EXERCISE AIM. The records that follow must be repeated verbatim, every one of them.
-- START DATA PROVIDED --
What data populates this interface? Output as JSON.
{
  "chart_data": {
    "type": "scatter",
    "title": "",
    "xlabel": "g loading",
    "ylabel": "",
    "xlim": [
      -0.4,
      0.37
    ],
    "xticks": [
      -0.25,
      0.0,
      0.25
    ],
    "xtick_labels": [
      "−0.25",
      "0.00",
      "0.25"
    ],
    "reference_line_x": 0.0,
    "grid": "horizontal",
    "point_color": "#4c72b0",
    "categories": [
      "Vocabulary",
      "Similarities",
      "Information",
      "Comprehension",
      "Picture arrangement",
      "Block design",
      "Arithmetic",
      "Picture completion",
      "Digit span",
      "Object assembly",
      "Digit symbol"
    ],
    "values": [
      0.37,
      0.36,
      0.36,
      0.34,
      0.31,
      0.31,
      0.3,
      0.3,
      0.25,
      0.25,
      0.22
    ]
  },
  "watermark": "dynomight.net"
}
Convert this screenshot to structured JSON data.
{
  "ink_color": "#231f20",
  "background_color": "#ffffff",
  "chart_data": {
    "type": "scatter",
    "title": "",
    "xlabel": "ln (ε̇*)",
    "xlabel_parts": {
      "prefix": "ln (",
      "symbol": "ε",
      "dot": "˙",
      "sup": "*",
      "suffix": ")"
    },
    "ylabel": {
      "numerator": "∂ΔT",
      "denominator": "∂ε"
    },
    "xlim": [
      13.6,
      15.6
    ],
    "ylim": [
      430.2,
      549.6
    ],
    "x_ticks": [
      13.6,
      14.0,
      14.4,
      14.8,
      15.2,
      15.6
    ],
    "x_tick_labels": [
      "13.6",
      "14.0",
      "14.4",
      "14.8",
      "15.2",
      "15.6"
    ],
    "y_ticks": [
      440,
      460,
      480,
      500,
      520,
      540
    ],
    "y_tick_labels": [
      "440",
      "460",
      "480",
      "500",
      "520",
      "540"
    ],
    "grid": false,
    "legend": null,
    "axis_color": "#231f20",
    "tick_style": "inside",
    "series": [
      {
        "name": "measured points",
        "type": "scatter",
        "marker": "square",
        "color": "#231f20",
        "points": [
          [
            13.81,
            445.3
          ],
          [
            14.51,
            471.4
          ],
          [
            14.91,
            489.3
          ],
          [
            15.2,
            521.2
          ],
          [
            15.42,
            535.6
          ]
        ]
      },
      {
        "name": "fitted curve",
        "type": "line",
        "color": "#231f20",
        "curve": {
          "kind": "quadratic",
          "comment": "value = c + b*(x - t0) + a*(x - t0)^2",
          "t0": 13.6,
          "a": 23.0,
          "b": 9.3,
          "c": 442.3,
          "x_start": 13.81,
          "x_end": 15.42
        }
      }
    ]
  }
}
-- END DATA PROVIDED --
COMPLETED TASK.
What data populates this interface? Output as JSON.
{
  "chart_data": {
    "type": "scatter",
    "title": "",
    "xlabel": "g loading",
    "ylabel": "",
    "xlim": [
      -0.4,
      0.37
    ],
    "xticks": [
      -0.25,
      0.0,
      0.25
    ],
    "xtick_labels": [
      "−0.25",
      "0.00",
      "0.25"
    ],
    "reference_line_x": 0.0,
    "grid": "horizontal",
    "point_color": "#4c72b0",
    "categories": [
      "Vocabulary",
      "Similarities",
      "Information",
      "Comprehension",
      "Picture arrangement",
      "Block design",
      "Arithmetic",
      "Picture completion",
      "Digit span",
      "Object assembly",
      "Digit symbol"
    ],
    "values": [
      0.37,
      0.36,
      0.36,
      0.34,
      0.31,
      0.31,
      0.3,
      0.3,
      0.25,
      0.25,
      0.22
    ]
  },
  "watermark": "dynomight.net"
}
Convert this screenshot to structured JSON data.
{
  "ink_color": "#231f20",
  "background_color": "#ffffff",
  "chart_data": {
    "type": "scatter",
    "title": "",
    "xlabel": "ln (ε̇*)",
    "xlabel_parts": {
      "prefix": "ln (",
      "symbol": "ε",
      "dot": "˙",
      "sup": "*",
      "suffix": ")"
    },
    "ylabel": {
      "numerator": "∂ΔT",
      "denominator": "∂ε"
    },
    "xlim": [
      13.6,
      15.6
    ],
    "ylim": [
      430.2,
      549.6
    ],
    "x_ticks": [
      13.6,
      14.0,
      14.4,
      14.8,
      15.2,
      15.6
    ],
    "x_tick_labels": [
      "13.6",
      "14.0",
      "14.4",
      "14.8",
      "15.2",
      "15.6"
    ],
    "y_ticks": [
      440,
      460,
      480,
      500,
      520,
      540
    ],
    "y_tick_labels": [
      "440",
      "460",
      "480",
      "500",
      "520",
      "540"
    ],
    "grid": false,
    "legend": null,
    "axis_color": "#231f20",
    "tick_style": "inside",
    "series": [
      {
        "name": "measured points",
        "type": "scatter",
        "marker": "square",
        "color": "#231f20",
        "points": [
          [
            13.81,
            445.3
          ],
          [
            14.51,
            471.4
          ],
          [
            14.91,
            489.3
          ],
          [
            15.2,
            521.2
          ],
          [
            15.42,
            535.6
          ]
        ]
      },
      {
        "name": "fitted curve",
        "type": "line",
        "color": "#231f20",
        "curve": {
          "kind": "quadratic",
          "comment": "value = c + b*(x - t0) + a*(x - t0)^2",
          "t0": 13.6,
          "a": 23.0,
          "b": 9.3,
          "c": 442.3,
          "x_start": 13.81,
          "x_end": 15.42
        }
      }
    ]
  }
}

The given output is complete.